> [Work to be completed]: Below are some records; return each one exactly.

[Records contained in a dataset]
** BEGIN **
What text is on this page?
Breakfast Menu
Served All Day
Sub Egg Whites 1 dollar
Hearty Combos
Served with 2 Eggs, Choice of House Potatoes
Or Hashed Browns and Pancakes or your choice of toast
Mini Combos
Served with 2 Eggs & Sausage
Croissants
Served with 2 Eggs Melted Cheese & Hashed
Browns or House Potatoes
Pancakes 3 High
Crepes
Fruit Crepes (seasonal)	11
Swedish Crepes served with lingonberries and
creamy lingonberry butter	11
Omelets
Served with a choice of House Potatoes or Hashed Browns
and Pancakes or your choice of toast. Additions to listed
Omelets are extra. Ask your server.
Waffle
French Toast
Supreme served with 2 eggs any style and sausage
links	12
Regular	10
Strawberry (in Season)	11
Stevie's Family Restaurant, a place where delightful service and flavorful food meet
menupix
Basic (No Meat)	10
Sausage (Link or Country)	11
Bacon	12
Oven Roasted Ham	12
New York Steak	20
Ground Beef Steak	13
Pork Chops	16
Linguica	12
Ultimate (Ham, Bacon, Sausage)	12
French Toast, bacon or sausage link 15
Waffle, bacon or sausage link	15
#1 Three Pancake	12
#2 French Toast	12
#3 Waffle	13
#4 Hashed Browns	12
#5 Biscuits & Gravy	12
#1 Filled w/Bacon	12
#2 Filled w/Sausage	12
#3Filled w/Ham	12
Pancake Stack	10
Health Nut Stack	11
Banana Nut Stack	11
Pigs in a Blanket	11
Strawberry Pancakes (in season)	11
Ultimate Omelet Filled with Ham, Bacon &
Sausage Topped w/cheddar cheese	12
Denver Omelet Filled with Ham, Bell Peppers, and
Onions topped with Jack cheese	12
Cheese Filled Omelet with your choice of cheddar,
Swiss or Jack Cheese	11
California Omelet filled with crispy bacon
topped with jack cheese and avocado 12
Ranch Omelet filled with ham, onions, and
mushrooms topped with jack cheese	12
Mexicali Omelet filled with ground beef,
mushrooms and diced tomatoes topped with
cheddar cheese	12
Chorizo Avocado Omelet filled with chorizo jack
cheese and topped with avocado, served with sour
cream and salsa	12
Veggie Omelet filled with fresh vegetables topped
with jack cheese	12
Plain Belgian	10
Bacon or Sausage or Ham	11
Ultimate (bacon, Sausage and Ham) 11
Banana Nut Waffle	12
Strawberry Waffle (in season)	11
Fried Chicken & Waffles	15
** END **
> [Completed task]:
What text is on this page?
Breakfast Menu
Served All Day
Sub Egg Whites 1 dollar
Hearty Combos
Served with 2 Eggs, Choice of House Potatoes
Or Hashed Browns and Pancakes or your choice of toast
Mini Combos
Served with 2 Eggs & Sausage
Croissants
Served with 2 Eggs Melted Cheese & Hashed
Browns or House Potatoes
Pancakes 3 High
Crepes
Fruit Crepes (seasonal)	11
Swedish Crepes served with lingonberries and
creamy lingonberry butter	11
Omelets
Served with a choice of House Potatoes or Hashed Browns
and Pancakes or your choice of toast. Additions to listed
Omelets are extra. Ask your server.
Waffle
French Toast
Supreme served with 2 eggs any style and sausage
links	12
Regular	10
Strawberry (in Season)	11
Stevie's Family Restaurant, a place where delightful service and flavorful food meet
menupix
Basic (No Meat)	10
Sausage (Link or Country)	11
Bacon	12
Oven Roasted Ham	12
New York Steak	20
Ground Beef Steak	13
Pork Chops	16
Linguica	12
Ultimate (Ham, Bacon, Sausage)	12
French Toast, bacon or sausage link 15
Waffle, bacon or sausage link	15
#1 Three Pancake	12
#2 French Toast	12
#3 Waffle	13
#4 Hashed Browns	12
#5 Biscuits & Gravy	12
#1 Filled w/Bacon	12
#2 Filled w/Sausage	12
#3Filled w/Ham	12
Pancake Stack	10
Health Nut Stack	11
Banana Nut Stack	11
Pigs in a Blanket	11
Strawberry Pancakes (in season)	11
Ultimate Omelet Filled with Ham, Bacon &
Sausage Topped w/cheddar cheese	12
Denver Omelet Filled with Ham, Bell Peppers, and
Onions topped with Jack cheese	12
Cheese Filled Omelet with your choice of cheddar,
Swiss or Jack Cheese	11
California Omelet filled with crispy bacon
topped with jack cheese and avocado 12
Ranch Omelet filled with ham, onions, and
mushrooms topped with jack cheese	12
Mexicali Omelet filled with ground beef,
mushrooms and diced tomatoes topped with
cheddar cheese	12
Chorizo Avocado Omelet filled with chorizo jack
cheese and topped with avocado, served with sour
cream and salsa	12
Veggie Omelet filled with fresh vegetables topped
with jack cheese	12
Plain Belgian	10
Bacon or Sausage or Ham	11
Ultimate (bacon, Sausage and Ham) 11
Banana Nut Waffle	12
Strawberry Waffle (in season)	11
Fried Chicken & Waffles	15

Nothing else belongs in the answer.